● Written exercise
Lines containing the word "aftenrett" should be extracted in full.
─── Data provided
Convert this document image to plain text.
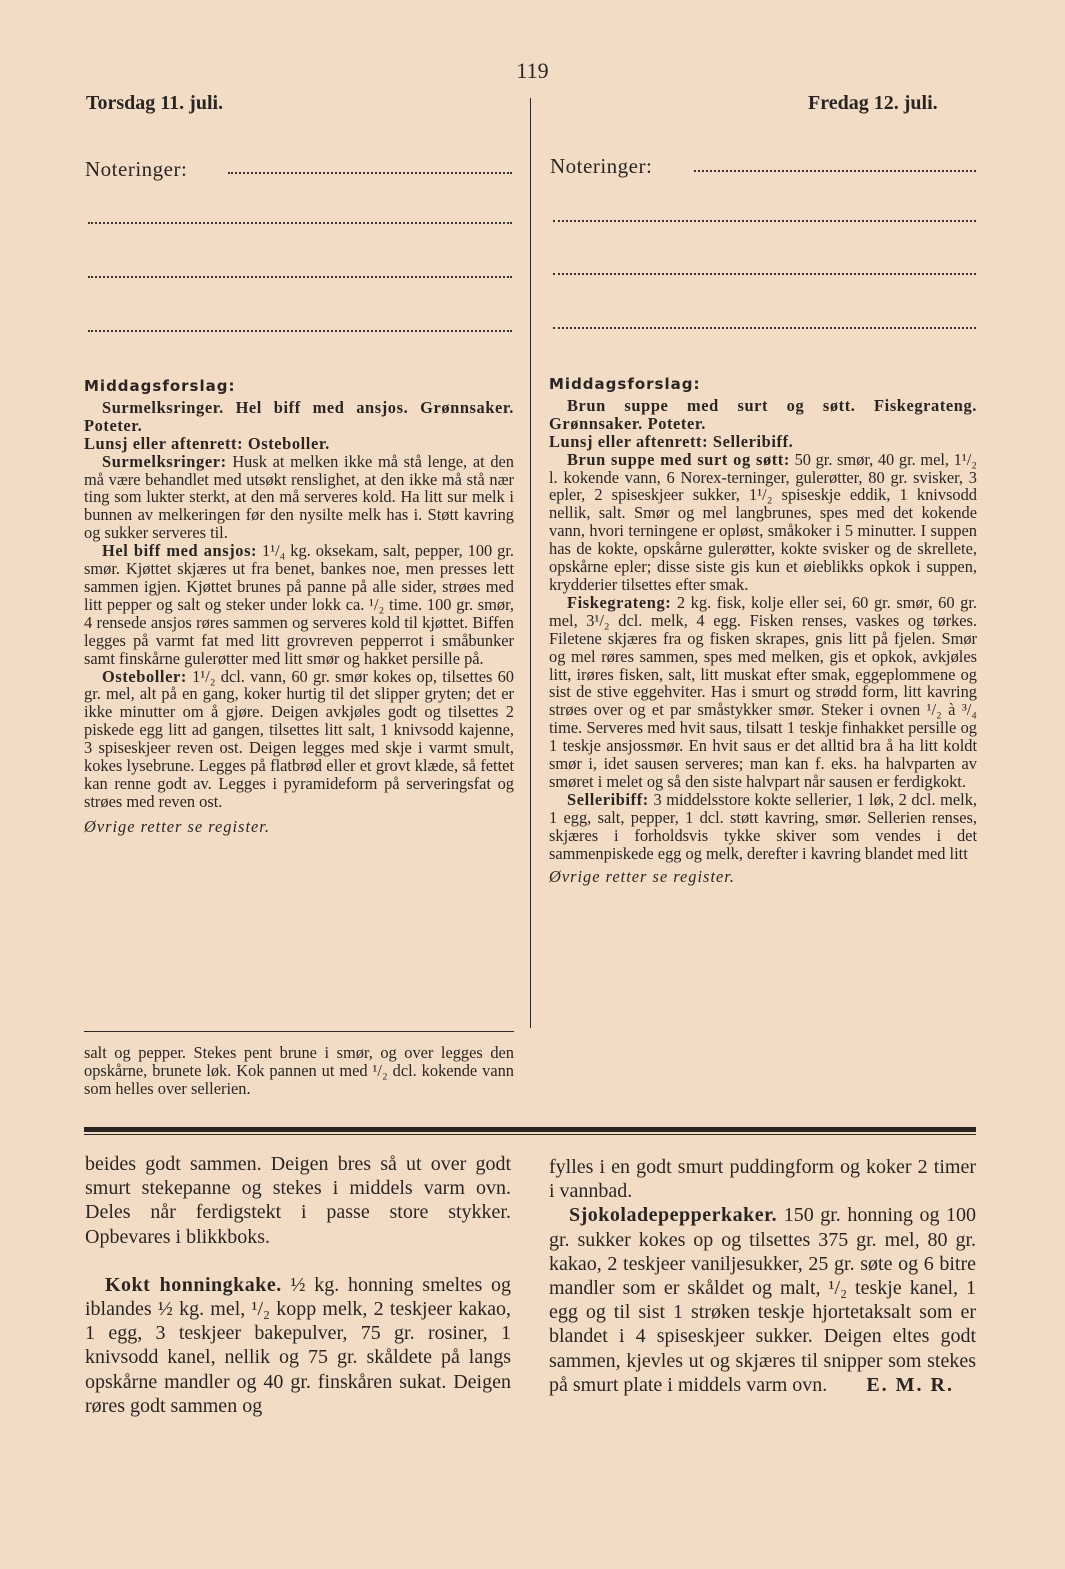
119
Torsdag 11. juli.	Fredag 12. juli.
Noteringer:	Noteringer:

Middagsforslag:

Surmelksringer. Hel biff med ansjos. Grønnsaker. Poteter.

Lunsj eller aftenrett: Osteboller.

Surmelksringer: Husk at melken ikke må stå lenge, at den må være behandlet med utsøkt renslighet, at den ikke må stå nær ting som lukter sterkt, at den må serveres kold. Ha litt sur melk i bunnen av melkeringen før den nysilte melk has i. Støtt kavring og sukker serveres til.

Hel biff med ansjos: 1¹/₄ kg. oksekam, salt, pepper, 100 gr. smør. Kjøttet skjæres ut fra benet, bankes noe, men presses lett sammen igjen. Kjøttet brunes på panne på alle sider, strøes med litt pepper og salt og steker under lokk ca. ¹/₂ time. 100 gr. smør, 4 rensede ansjos røres sammen og serveres kold til kjøttet. Biffen legges på varmt fat med litt grovreven pepperrot i småbunker samt finskårne gulerøtter med litt smør og hakket persille på.

Osteboller: 1¹/₂ dcl. vann, 60 gr. smør kokes op, tilsettes 60 gr. mel, alt på en gang, koker hurtig til det slipper gryten; det er ikke minutter om å gjøre. Deigen avkjøles godt og tilsettes 2 piskede egg litt ad gangen, tilsettes litt salt, 1 knivsodd kajenne, 3 spiseskjeer reven ost. Deigen legges med skje i varmt smult, kokes lysebrune. Legges på flatbrød eller et grovt klæde, så fettet kan renne godt av. Legges i pyramideform på serveringsfat og strøes med reven ost.

Øvrige retter se register.

salt og pepper. Stekes pent brune i smør, og over legges den opskårne, brunete løk. Kok pannen ut med ¹/₂ dcl. kokende vann som helles over sellerien.

Middagsforslag:

Brun suppe med surt og søtt. Fiskegrateng. Grønnsaker. Poteter.

Lunsj eller aftenrett: Selleribiff.

Brun suppe med surt og søtt: 50 gr. smør, 40 gr. mel, 1¹/₂ l. kokende vann, 6 Norex-terninger, gulerøtter, 80 gr. svisker, 3 epler, 2 spiseskjeer sukker, 1¹/₂ spiseskje eddik, 1 knivsodd nellik, salt. Smør og mel langbrunes, spes med det kokende vann, hvori terningene er opløst, småkoker i 5 minutter. I suppen has de kokte, opskårne gulerøtter, kokte svisker og de skrellete, opskårne epler; disse siste gis kun et øieblikks opkok i suppen, krydderier tilsettes efter smak.

Fiskegrateng: 2 kg. fisk, kolje eller sei, 60 gr. smør, 60 gr. mel, 3¹/₂ dcl. melk, 4 egg. Fisken renses, vaskes og tørkes. Filetene skjæres fra og fisken skrapes, gnis litt på fjelen. Smør og mel røres sammen, spes med melken, gis et opkok, avkjøles litt, irøres fisken, salt, litt muskat efter smak, eggeplommene og sist de stive eggehviter. Has i smurt og strødd form, litt kavring strøes over og et par småstykker smør. Steker i ovnen ¹/₂ à ³/₄ time. Serveres med hvit saus, tilsatt 1 teskje finhakket persille og 1 teskje ansjossmør. En hvit saus er det alltid bra å ha litt koldt smør i, idet sausen serveres; man kan f. eks. ha halvparten av smøret i melet og så den siste halvpart når sausen er ferdigkokt.

Selleribiff: 3 middelsstore kokte sellerier, 1 løk, 2 dcl. melk, 1 egg, salt, pepper, 1 dcl. støtt kavring, smør. Sellerien renses, skjæres i forholdsvis tykke skiver som vendes i det sammenpiskede egg og melk, derefter i kavring blandet med litt

Øvrige retter se register.

beides godt sammen. Deigen bres så ut over godt smurt stekepanne og stekes i middels varm ovn. Deles når ferdigstekt i passe store stykker. Opbevares i blikkboks.

Kokt honningkake. ½ kg. honning smeltes og iblandes ½ kg. mel, ¹/₂ kopp melk, 2 teskjeer kakao, 1 egg, 3 teskjeer bakepulver, 75 gr. rosiner, 1 knivsodd kanel, nellik og 75 gr. skåldete på langs opskårne mandler og 40 gr. finskåren sukat. Deigen røres godt sammen og

fylles i en godt smurt puddingform og koker 2 timer i vannbad.

Sjokoladepepperkaker. 150 gr. honning og 100 gr. sukker kokes op og tilsettes 375 gr. mel, 80 gr. kakao, 2 teskjeer vaniljesukker, 25 gr. søte og 6 bitre mandler som er skåldet og malt, ¹/₂ teskje kanel, 1 egg og til sist 1 strøken teskje hjortetaksalt som er blandet i 4 spiseskjeer sukker. Deigen eltes godt sammen, kjevles ut og skjæres til snipper som stekes på smurt plate i middels varm ovn.	E. M. R.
──────
● Answer to this exercise
Lunsj eller aftenrett: Osteboller.
Lunsj eller aftenrett: Selleribiff.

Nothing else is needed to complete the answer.